● OBJECTIVE
Produce an exact copy of all the records.

● RECORDS PROVIDED
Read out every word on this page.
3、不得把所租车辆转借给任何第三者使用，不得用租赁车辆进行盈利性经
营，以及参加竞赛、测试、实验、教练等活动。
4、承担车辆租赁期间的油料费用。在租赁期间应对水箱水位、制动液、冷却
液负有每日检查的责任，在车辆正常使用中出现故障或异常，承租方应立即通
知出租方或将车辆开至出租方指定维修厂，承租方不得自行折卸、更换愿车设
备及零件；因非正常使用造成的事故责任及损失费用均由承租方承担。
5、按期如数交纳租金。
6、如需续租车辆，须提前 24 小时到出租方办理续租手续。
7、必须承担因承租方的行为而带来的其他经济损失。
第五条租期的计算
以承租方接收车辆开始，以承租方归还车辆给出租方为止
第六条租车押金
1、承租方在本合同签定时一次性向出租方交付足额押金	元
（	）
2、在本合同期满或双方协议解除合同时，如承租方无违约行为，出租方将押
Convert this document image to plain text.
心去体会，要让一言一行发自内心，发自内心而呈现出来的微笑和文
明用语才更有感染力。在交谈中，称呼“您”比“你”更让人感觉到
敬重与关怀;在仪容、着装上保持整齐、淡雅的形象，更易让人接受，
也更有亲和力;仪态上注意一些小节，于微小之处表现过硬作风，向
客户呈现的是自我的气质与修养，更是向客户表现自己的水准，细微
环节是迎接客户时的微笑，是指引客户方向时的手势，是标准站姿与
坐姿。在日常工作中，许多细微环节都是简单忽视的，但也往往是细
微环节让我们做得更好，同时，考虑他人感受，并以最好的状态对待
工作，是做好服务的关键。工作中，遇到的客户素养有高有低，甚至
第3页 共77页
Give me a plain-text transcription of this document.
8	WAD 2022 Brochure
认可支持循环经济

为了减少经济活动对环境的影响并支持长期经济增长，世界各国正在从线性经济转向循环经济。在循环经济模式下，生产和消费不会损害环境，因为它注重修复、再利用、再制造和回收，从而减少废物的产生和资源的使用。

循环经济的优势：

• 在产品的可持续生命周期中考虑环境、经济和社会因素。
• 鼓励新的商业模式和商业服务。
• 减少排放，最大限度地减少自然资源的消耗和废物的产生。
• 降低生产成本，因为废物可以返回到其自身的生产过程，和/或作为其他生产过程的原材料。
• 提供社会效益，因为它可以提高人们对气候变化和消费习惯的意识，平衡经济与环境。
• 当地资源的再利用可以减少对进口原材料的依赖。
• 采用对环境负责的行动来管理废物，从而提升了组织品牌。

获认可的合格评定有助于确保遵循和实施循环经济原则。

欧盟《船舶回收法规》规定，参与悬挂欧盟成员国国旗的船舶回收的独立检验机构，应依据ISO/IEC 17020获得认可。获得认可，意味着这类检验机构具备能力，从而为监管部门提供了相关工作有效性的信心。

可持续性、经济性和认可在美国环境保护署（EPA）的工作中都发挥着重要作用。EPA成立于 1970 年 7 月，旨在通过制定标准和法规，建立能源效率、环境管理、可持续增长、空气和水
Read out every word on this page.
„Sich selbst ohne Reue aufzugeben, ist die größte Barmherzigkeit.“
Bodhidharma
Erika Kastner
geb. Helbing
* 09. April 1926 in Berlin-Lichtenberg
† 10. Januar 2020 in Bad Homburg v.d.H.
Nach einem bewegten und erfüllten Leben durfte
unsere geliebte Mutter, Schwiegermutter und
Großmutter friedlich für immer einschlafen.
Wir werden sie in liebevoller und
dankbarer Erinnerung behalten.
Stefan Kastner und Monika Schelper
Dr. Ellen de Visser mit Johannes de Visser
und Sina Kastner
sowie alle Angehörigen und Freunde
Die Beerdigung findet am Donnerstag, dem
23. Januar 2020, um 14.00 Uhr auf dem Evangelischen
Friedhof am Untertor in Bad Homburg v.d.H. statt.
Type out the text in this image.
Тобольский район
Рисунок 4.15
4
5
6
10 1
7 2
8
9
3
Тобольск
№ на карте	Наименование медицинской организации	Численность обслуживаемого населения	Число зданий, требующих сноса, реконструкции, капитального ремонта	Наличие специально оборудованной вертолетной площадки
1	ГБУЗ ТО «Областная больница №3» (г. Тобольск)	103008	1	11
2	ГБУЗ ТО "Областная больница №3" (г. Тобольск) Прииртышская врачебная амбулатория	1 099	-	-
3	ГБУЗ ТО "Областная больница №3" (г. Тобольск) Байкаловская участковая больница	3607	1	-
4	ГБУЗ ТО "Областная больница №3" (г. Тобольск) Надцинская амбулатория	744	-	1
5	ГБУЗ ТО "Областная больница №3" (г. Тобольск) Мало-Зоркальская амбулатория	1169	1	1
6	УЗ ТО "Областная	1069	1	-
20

● WORKED ANSWER
Read out every word on this page.
3、不得把所租车辆转借给任何第三者使用，不得用租赁车辆进行盈利性经
营，以及参加竞赛、测试、实验、教练等活动。
4、承担车辆租赁期间的油料费用。在租赁期间应对水箱水位、制动液、冷却
液负有每日检查的责任，在车辆正常使用中出现故障或异常，承租方应立即通
知出租方或将车辆开至出租方指定维修厂，承租方不得自行折卸、更换愿车设
备及零件；因非正常使用造成的事故责任及损失费用均由承租方承担。
5、按期如数交纳租金。
6、如需续租车辆，须提前 24 小时到出租方办理续租手续。
7、必须承担因承租方的行为而带来的其他经济损失。
第五条租期的计算
以承租方接收车辆开始，以承租方归还车辆给出租方为止
第六条租车押金
1、承租方在本合同签定时一次性向出租方交付足额押金	元
（	）
2、在本合同期满或双方协议解除合同时，如承租方无违约行为，出租方将押
Convert this document image to plain text.
心去体会，要让一言一行发自内心，发自内心而呈现出来的微笑和文
明用语才更有感染力。在交谈中，称呼“您”比“你”更让人感觉到
敬重与关怀;在仪容、着装上保持整齐、淡雅的形象，更易让人接受，
也更有亲和力;仪态上注意一些小节，于微小之处表现过硬作风，向
客户呈现的是自我的气质与修养，更是向客户表现自己的水准，细微
环节是迎接客户时的微笑，是指引客户方向时的手势，是标准站姿与
坐姿。在日常工作中，许多细微环节都是简单忽视的，但也往往是细
微环节让我们做得更好，同时，考虑他人感受，并以最好的状态对待
工作，是做好服务的关键。工作中，遇到的客户素养有高有低，甚至
第3页 共77页
Give me a plain-text transcription of this document.
8	WAD 2022 Brochure
认可支持循环经济

为了减少经济活动对环境的影响并支持长期经济增长，世界各国正在从线性经济转向循环经济。在循环经济模式下，生产和消费不会损害环境，因为它注重修复、再利用、再制造和回收，从而减少废物的产生和资源的使用。

循环经济的优势：

• 在产品的可持续生命周期中考虑环境、经济和社会因素。
• 鼓励新的商业模式和商业服务。
• 减少排放，最大限度地减少自然资源的消耗和废物的产生。
• 降低生产成本，因为废物可以返回到其自身的生产过程，和/或作为其他生产过程的原材料。
• 提供社会效益，因为它可以提高人们对气候变化和消费习惯的意识，平衡经济与环境。
• 当地资源的再利用可以减少对进口原材料的依赖。
• 采用对环境负责的行动来管理废物，从而提升了组织品牌。

获认可的合格评定有助于确保遵循和实施循环经济原则。

欧盟《船舶回收法规》规定，参与悬挂欧盟成员国国旗的船舶回收的独立检验机构，应依据ISO/IEC 17020获得认可。获得认可，意味着这类检验机构具备能力，从而为监管部门提供了相关工作有效性的信心。

可持续性、经济性和认可在美国环境保护署（EPA）的工作中都发挥着重要作用。EPA成立于 1970 年 7 月，旨在通过制定标准和法规，建立能源效率、环境管理、可持续增长、空气和水
Read out every word on this page.
„Sich selbst ohne Reue aufzugeben, ist die größte Barmherzigkeit.“
Bodhidharma
Erika Kastner
geb. Helbing
* 09. April 1926 in Berlin-Lichtenberg
† 10. Januar 2020 in Bad Homburg v.d.H.
Nach einem bewegten und erfüllten Leben durfte
unsere geliebte Mutter, Schwiegermutter und
Großmutter friedlich für immer einschlafen.
Wir werden sie in liebevoller und
dankbarer Erinnerung behalten.
Stefan Kastner und Monika Schelper
Dr. Ellen de Visser mit Johannes de Visser
und Sina Kastner
sowie alle Angehörigen und Freunde
Die Beerdigung findet am Donnerstag, dem
23. Januar 2020, um 14.00 Uhr auf dem Evangelischen
Friedhof am Untertor in Bad Homburg v.d.H. statt.
Type out the text in this image.
Тобольский район
Рисунок 4.15
4
5
6
10 1
7 2
8
9
3
Тобольск
№ на карте	Наименование медицинской организации	Численность обслуживаемого населения	Число зданий, требующих сноса, реконструкции, капитального ремонта	Наличие специально оборудованной вертолетной площадки
1	ГБУЗ ТО «Областная больница №3» (г. Тобольск)	103008	1	11
2	ГБУЗ ТО "Областная больница №3" (г. Тобольск) Прииртышская врачебная амбулатория	1 099	-	-
3	ГБУЗ ТО "Областная больница №3" (г. Тобольск) Байкаловская участковая больница	3607	1	-
4	ГБУЗ ТО "Областная больница №3" (г. Тобольск) Надцинская амбулатория	744	-	1
5	ГБУЗ ТО "Областная больница №3" (г. Тобольск) Мало-Зоркальская амбулатория	1169	1	1
6	УЗ ТО "Областная	1069	1	-
20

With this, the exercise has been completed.